Saved entries:
* begin *

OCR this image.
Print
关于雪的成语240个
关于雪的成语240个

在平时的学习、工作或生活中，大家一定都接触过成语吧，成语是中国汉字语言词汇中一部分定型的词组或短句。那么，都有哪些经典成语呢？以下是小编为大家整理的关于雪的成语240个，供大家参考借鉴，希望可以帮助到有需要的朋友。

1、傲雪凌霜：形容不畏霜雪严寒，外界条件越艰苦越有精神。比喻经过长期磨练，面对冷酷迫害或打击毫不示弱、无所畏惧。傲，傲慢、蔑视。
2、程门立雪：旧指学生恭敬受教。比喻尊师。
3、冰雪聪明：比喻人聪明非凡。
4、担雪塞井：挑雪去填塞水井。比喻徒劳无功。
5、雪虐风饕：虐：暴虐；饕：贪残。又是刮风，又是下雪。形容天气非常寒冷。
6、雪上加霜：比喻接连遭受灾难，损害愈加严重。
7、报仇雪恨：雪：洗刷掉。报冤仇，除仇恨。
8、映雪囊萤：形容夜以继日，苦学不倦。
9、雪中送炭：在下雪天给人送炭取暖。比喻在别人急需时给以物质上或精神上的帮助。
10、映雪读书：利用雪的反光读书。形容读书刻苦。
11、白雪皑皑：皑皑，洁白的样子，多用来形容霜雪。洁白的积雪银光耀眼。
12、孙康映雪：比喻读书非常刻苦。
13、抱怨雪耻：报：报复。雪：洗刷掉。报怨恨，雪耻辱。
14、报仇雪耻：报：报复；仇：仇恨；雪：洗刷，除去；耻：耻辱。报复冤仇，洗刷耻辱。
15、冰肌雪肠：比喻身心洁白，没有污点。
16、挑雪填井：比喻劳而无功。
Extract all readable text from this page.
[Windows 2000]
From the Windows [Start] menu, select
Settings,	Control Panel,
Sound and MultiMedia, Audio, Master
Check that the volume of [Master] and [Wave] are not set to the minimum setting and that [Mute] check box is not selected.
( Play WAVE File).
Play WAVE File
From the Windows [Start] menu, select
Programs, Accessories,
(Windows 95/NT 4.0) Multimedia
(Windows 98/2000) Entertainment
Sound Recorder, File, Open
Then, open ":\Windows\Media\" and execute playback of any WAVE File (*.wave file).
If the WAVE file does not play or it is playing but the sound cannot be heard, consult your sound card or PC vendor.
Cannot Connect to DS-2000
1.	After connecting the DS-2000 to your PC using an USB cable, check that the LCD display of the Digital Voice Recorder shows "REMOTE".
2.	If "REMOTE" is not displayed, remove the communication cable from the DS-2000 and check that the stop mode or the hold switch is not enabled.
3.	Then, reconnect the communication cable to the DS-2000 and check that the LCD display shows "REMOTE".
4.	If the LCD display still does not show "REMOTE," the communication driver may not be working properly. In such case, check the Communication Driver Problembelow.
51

* end *

Given request:
Report each line in the preceding entries that holds the string "check".

The reply:
Check that the volume of [Master] and [Wave] are not set to the minimum setting and that [Mute] check box is not selected.
1.	After connecting the DS-2000 to your PC using an USB cable, check that the LCD display of the Digital Voice Recorder shows "REMOTE".
2.	If "REMOTE" is not displayed, remove the communication cable from the DS-2000 and check that the stop mode or the hold switch is not enabled.
3.	Then, reconnect the communication cable to the DS-2000 and check that the LCD display shows "REMOTE".
4.	If the LCD display still does not show "REMOTE," the communication driver may not be working properly. In such case, check the Communication Driver Problembelow.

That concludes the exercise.